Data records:
++++++++
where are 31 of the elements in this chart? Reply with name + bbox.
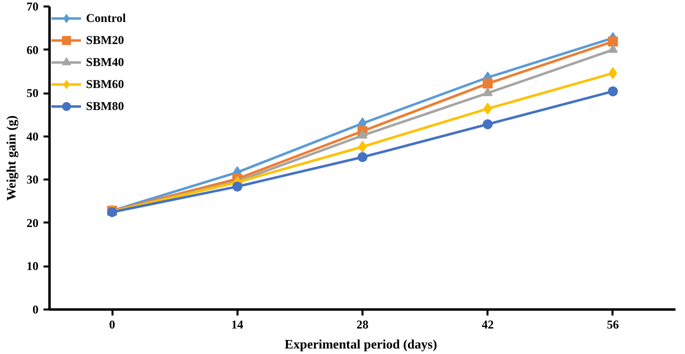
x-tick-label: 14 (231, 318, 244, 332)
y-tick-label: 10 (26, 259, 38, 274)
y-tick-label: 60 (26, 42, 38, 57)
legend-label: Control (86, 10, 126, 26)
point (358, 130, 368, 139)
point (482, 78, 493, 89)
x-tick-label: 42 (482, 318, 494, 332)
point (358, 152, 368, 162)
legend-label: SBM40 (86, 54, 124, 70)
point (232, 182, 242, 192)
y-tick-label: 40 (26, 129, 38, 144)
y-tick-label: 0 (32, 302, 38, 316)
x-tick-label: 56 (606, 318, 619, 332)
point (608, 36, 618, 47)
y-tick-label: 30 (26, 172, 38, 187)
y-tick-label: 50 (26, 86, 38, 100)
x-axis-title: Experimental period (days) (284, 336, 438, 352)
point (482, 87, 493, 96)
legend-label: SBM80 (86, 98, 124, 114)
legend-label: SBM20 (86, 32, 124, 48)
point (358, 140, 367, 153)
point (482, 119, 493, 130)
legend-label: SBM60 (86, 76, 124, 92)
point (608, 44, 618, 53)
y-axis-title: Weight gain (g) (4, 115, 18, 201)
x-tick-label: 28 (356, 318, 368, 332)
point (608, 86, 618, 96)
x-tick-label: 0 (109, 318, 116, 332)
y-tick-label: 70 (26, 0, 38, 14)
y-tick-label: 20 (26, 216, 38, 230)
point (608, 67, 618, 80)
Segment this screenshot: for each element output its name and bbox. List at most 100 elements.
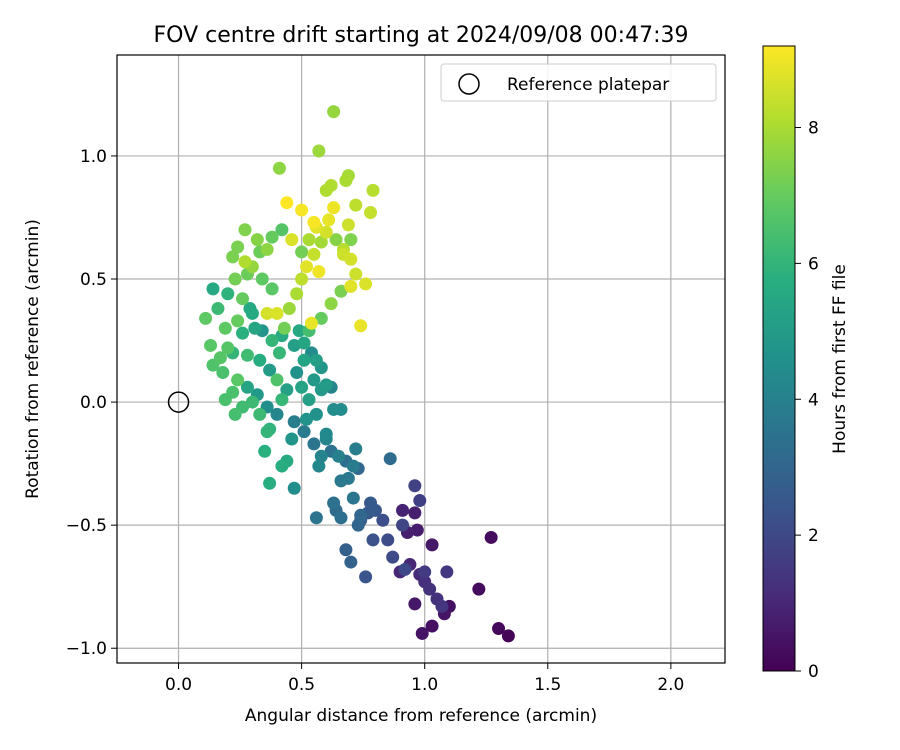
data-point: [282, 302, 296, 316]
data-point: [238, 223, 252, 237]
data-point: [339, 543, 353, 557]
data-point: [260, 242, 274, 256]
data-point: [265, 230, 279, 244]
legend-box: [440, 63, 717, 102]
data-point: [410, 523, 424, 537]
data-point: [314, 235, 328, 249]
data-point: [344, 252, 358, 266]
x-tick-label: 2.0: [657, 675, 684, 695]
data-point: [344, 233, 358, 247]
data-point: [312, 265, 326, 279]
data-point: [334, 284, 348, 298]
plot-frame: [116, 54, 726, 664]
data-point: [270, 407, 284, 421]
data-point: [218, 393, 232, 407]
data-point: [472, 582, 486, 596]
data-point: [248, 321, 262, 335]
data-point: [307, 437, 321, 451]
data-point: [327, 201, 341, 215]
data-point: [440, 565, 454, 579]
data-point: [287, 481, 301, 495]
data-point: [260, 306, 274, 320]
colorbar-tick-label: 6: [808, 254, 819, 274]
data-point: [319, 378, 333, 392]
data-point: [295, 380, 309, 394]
++++++++
**What is being asked**
Convert each line of the records above into a JSON list of strings, one string per line. Skip blank lines and leave out the pictures.

**Exercise result**
[
  "where are 31 of the elements in this chart? Reply with name + bbox.",
  "x-tick-label: 14 (231, 318, 244, 332)",
  "y-tick-label: 10 (26, 259, 38, 274)",
  "y-tick-label: 60 (26, 42, 38, 57)",
  "legend-label: Control (86, 10, 126, 26)",
  "point (358, 130, 368, 139)",
  "point (482, 78, 493, 89)",
  "x-tick-label: 42 (482, 318, 494, 332)",
  "point (358, 152, 368, 162)",
  "legend-label: SBM40 (86, 54, 124, 70)",
  "point (232, 182, 242, 192)",
  "y-tick-label: 40 (26, 129, 38, 144)",
  "y-tick-label: 0 (32, 302, 38, 316)",
  "x-tick-label: 56 (606, 318, 619, 332)",
  "point (608, 36, 618, 47)",
  "y-tick-label: 30 (26, 172, 38, 187)",
  "y-tick-label: 50 (26, 86, 38, 100)",
  "x-axis-title: Experimental period (days) (284, 336, 438, 352)",
  "point (482, 87, 493, 96)",
  "legend-label: SBM80 (86, 98, 124, 114)",
  "legend-label: SBM20 (86, 32, 124, 48)",
  "point (358, 140, 367, 153)",
  "point (482, 119, 493, 130)",
  "legend-label: SBM60 (86, 76, 124, 92)",
  "point (608, 44, 618, 53)",
  "y-axis-title: Weight gain (g) (4, 115, 18, 201)",
  "x-tick-label: 28 (356, 318, 368, 332)",
  "point (608, 86, 618, 96)",
  "x-tick-label: 0 (109, 318, 116, 332)",
  "y-tick-label: 70 (26, 0, 38, 14)",
  "y-tick-label: 20 (26, 216, 38, 230)",
  "point (608, 67, 618, 80)",
  "Segment this screenshot: for each element output its name and bbox. List at most 100 elements.",
  "data-point: [282, 302, 296, 316]",
  "data-point: [238, 223, 252, 237]",
  "data-point: [339, 543, 353, 557]",
  "data-point: [260, 242, 274, 256]",
  "data-point: [265, 230, 279, 244]",
  "legend-box: [440, 63, 717, 102]",
  "data-point: [410, 523, 424, 537]",
  "data-point: [314, 235, 328, 249]",
  "data-point: [344, 252, 358, 266]",
  "x-tick-label: 2.0: [657, 675, 684, 695]",
  "data-point: [344, 233, 358, 247]",
  "data-point: [312, 265, 326, 279]",
  "data-point: [334, 284, 348, 298]",
  "plot-frame: [116, 54, 726, 664]",
  "data-point: [270, 407, 284, 421]",
  "data-point: [218, 393, 232, 407]",
  "data-point: [472, 582, 486, 596]",
  "data-point: [248, 321, 262, 335]",
  "data-point: [307, 437, 321, 451]",
  "data-point: [327, 201, 341, 215]",
  "data-point: [440, 565, 454, 579]",
  "data-point: [287, 481, 301, 495]",
  "data-point: [260, 306, 274, 320]",
  "colorbar-tick-label: 6: [808, 254, 819, 274]",
  "data-point: [319, 378, 333, 392]",
  "data-point: [295, 380, 309, 394]"
]